===== RECORDS FOR THIS TASK

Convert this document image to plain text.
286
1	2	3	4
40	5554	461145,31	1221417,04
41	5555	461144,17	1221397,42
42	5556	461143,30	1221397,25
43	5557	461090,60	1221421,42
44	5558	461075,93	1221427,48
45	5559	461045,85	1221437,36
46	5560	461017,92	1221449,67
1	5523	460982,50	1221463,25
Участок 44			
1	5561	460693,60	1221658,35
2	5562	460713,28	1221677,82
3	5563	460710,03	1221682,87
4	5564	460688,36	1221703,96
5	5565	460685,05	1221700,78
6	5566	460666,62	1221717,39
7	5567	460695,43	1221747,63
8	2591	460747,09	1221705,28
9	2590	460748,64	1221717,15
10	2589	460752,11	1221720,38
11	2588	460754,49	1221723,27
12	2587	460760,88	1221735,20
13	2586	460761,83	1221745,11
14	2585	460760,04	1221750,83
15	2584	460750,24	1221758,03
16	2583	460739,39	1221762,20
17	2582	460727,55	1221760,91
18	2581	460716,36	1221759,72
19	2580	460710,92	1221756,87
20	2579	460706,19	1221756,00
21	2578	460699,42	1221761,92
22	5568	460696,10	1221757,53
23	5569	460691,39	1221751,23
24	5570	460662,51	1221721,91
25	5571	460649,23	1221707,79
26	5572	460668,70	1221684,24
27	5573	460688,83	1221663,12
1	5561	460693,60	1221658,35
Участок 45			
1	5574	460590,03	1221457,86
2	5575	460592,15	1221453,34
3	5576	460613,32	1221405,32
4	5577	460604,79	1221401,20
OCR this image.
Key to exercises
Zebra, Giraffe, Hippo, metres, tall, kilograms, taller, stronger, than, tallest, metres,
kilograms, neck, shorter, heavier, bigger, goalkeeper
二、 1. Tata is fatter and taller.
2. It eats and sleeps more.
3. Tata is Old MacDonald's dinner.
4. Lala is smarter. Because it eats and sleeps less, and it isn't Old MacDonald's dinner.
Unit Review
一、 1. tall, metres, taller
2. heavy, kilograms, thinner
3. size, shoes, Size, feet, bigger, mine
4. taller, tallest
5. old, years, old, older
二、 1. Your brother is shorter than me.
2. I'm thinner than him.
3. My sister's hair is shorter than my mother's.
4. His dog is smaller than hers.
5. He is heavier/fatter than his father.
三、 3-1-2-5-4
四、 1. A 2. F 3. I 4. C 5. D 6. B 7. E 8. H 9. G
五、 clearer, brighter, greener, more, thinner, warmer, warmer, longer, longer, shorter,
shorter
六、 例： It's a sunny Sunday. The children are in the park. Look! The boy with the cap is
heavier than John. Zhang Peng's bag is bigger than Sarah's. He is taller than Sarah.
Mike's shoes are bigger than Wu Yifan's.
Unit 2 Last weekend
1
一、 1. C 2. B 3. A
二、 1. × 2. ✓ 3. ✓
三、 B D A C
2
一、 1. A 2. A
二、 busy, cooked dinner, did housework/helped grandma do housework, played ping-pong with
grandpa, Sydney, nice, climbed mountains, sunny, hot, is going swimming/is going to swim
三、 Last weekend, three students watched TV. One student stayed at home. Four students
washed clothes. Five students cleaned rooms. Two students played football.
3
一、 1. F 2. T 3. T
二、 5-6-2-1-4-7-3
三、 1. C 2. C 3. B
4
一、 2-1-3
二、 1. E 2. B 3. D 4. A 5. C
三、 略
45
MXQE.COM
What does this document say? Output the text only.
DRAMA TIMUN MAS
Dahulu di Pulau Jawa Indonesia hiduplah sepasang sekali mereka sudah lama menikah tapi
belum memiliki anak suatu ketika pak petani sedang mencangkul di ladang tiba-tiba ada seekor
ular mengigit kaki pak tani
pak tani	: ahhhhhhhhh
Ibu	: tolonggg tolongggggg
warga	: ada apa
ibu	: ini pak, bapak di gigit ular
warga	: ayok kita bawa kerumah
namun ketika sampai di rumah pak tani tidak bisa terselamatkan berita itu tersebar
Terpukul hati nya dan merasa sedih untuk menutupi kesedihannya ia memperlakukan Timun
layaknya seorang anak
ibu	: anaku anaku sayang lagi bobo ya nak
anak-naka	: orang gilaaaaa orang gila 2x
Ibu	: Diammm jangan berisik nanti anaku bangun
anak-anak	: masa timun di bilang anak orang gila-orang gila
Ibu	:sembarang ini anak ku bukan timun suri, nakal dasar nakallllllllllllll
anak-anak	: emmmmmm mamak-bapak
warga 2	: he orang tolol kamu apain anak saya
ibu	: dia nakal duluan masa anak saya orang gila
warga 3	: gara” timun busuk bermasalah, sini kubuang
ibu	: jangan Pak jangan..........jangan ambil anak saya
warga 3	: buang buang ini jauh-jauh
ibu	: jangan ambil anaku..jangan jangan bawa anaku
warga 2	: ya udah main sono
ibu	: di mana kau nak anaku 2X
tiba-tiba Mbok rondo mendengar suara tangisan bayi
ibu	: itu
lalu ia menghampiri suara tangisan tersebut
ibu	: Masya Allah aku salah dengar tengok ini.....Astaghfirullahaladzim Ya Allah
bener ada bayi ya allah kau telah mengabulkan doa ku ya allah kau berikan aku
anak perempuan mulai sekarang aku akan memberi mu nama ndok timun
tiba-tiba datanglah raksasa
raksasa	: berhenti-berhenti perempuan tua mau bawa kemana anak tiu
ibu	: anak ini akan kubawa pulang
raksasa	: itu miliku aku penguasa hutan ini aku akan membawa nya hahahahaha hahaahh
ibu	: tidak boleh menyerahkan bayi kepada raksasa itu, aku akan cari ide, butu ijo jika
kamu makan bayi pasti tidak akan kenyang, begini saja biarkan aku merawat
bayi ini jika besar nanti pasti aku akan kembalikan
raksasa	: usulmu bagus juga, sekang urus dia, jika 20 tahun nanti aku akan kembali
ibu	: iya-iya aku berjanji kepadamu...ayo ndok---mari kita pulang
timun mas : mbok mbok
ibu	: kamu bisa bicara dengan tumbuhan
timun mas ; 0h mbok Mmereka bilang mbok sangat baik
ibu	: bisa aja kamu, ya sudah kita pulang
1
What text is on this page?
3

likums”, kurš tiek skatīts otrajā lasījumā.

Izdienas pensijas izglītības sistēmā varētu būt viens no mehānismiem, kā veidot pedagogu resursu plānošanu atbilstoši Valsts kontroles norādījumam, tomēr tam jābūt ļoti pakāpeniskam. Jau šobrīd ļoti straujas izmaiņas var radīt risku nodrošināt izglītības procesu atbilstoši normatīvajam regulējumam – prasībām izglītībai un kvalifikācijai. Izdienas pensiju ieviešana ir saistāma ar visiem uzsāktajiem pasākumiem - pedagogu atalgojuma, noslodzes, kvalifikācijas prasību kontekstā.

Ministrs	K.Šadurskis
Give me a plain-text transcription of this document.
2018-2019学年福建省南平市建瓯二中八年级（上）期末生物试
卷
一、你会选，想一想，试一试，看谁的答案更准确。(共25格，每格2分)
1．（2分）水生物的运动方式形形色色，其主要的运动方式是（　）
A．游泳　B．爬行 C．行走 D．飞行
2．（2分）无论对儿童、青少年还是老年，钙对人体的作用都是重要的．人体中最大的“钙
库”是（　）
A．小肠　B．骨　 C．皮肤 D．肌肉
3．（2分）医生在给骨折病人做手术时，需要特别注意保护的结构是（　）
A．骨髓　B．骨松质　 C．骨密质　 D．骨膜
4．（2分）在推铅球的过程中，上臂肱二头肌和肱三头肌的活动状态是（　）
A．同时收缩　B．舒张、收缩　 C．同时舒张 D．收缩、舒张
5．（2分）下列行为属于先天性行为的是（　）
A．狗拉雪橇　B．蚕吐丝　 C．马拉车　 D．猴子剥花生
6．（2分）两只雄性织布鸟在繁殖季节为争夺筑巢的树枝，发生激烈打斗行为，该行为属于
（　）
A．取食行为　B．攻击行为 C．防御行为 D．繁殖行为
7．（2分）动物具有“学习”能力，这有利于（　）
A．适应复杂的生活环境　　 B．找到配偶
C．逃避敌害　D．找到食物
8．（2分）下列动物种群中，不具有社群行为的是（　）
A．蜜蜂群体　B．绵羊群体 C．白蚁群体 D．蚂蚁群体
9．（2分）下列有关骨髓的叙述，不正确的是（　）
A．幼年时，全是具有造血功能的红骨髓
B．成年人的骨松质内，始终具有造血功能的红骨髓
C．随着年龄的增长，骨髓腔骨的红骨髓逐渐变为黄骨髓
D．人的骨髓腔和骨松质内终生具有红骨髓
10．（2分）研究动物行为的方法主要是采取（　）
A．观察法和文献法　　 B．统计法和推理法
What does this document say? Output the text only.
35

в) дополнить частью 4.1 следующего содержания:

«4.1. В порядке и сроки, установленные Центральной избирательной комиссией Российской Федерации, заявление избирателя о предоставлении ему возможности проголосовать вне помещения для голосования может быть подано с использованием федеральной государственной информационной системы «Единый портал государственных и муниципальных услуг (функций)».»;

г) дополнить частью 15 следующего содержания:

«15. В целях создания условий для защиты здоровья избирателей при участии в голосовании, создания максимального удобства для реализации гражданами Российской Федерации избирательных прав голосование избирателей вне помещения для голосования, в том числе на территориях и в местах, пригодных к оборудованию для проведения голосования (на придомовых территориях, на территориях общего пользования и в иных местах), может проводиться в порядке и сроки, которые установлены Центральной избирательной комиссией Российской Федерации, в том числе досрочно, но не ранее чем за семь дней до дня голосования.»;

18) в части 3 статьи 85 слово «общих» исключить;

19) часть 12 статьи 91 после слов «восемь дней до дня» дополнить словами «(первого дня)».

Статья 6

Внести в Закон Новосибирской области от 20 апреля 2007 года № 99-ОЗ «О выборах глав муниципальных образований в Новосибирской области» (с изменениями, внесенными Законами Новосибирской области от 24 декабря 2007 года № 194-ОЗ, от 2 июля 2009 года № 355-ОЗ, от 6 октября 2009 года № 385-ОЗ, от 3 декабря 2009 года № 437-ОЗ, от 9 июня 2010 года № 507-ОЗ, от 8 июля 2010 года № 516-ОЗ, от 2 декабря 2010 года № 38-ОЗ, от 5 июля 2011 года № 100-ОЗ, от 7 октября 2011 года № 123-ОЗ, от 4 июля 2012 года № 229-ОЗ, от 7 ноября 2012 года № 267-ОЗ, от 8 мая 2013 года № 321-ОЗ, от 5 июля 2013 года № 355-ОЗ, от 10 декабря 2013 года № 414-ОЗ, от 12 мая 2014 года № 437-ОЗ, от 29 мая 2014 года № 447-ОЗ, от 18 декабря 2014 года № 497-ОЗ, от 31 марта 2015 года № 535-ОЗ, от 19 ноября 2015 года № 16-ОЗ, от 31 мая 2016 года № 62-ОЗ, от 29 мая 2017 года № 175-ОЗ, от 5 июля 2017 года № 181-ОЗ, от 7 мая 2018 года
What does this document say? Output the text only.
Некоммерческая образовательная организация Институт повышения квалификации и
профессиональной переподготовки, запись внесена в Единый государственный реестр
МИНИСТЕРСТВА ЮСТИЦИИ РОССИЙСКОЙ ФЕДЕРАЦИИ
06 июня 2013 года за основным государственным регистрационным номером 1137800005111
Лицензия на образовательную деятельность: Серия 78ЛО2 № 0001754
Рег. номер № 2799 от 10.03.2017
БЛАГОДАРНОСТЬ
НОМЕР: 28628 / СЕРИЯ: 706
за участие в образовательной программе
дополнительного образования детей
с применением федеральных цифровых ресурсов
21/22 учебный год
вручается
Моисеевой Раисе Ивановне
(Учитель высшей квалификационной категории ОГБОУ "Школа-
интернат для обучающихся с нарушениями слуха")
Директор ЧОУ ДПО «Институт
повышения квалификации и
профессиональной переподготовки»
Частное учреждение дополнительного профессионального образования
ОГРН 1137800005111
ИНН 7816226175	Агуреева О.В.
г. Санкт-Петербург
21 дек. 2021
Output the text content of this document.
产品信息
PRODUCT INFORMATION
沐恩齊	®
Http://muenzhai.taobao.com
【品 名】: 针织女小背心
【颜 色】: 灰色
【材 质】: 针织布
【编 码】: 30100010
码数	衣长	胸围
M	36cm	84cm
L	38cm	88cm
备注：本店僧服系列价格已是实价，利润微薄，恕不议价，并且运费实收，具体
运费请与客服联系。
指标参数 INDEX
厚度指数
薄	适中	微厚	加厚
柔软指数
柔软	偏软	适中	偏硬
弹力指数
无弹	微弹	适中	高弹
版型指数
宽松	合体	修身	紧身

==========

◆ PROMPT ◆
Select all lines in the listing above where the word "bigger" appears, and show them.

◆ WRITTEN ANSWER ◆
kilograms, neck, shorter, heavier, bigger, goalkeeper
3. size, shoes, Size, feet, bigger, mine
heavier than John. Zhang Peng's bag is bigger than Sarah's. He is taller than Sarah.
Mike's shoes are bigger than Wu Yifan's.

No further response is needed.